## begin EXTRACTED INFORMATION

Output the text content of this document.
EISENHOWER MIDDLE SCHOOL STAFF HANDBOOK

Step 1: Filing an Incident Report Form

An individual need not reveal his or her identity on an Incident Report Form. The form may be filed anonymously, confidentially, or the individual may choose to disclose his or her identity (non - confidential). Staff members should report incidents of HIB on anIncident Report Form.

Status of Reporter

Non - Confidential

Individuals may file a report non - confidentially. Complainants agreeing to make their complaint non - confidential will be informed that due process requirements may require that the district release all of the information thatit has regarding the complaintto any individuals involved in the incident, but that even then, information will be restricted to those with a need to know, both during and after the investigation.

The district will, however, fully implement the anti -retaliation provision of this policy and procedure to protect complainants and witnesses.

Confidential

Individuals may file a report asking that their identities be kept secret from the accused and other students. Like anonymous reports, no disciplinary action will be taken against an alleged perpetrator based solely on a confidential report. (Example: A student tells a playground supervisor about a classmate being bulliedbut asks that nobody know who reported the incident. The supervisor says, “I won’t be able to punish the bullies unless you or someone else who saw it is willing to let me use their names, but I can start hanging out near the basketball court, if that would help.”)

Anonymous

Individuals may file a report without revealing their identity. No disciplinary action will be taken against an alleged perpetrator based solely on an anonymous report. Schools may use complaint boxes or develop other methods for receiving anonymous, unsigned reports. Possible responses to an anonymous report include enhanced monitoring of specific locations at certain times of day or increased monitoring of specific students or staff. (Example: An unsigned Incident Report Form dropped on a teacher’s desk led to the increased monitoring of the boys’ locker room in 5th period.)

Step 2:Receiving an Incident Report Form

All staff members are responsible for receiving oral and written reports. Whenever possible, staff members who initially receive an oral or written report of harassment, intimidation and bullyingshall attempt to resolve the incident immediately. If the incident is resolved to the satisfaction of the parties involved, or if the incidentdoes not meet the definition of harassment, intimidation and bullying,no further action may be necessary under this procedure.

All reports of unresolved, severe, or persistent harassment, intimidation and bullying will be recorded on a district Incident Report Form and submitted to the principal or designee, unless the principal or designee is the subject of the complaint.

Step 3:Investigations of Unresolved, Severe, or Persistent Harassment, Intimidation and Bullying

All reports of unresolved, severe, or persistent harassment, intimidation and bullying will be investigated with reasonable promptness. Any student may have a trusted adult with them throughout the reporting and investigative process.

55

## end EXTRACTED INFORMATION
## begin EXTRACTED INFORMATION

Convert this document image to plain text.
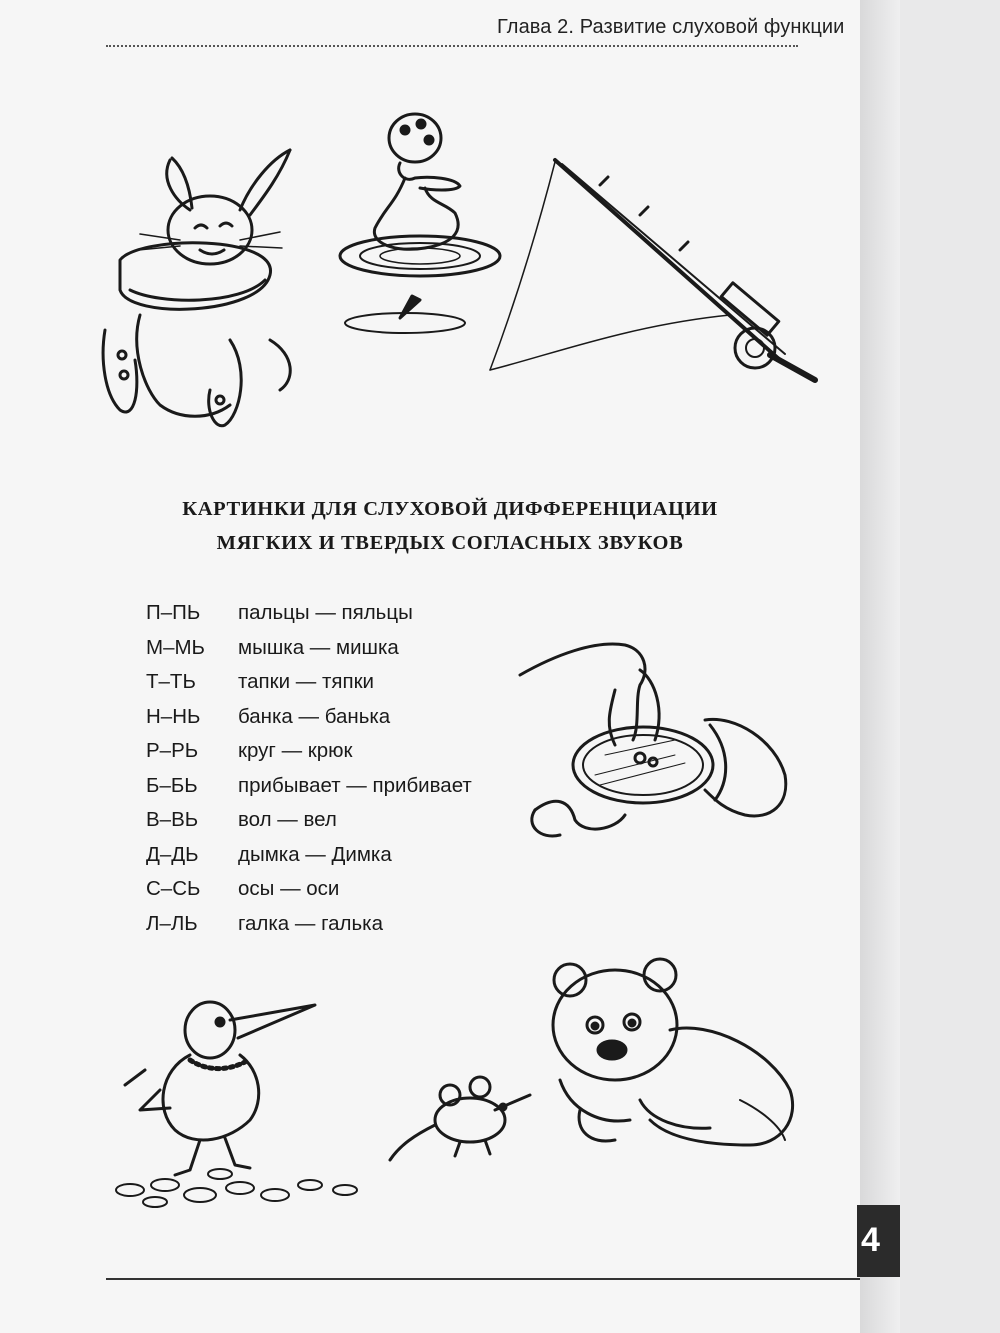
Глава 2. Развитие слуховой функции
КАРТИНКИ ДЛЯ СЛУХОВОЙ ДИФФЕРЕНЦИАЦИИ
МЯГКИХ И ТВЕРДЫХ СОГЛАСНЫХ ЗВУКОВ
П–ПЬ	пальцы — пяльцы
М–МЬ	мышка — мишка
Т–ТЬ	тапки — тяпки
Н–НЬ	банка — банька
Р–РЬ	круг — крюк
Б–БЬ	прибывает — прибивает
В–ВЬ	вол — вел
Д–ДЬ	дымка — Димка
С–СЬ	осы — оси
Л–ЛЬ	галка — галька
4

## end EXTRACTED INFORMATION

* **WORK TO BE COMPLETED**
Search the data above for the word "district", then gather each line in which it appears.

* **SOLVED EXERCISE**
Individuals may file a report non - confidentially. Complainants agreeing to make their complaint non - confidential will be informed that due process requirements may require that the district release all of the information thatit has regarding the complaintto any individuals involved in the incident, but that even then, information will be restricted to those with a need to know, both during and after the investigation.
The district will, however, fully implement the anti -retaliation provision of this policy and procedure to protect complainants and witnesses.
All reports of unresolved, severe, or persistent harassment, intimidation and bullying will be recorded on a district Incident Report Form and submitted to the principal or designee, unless the principal or designee is the subject of the complaint.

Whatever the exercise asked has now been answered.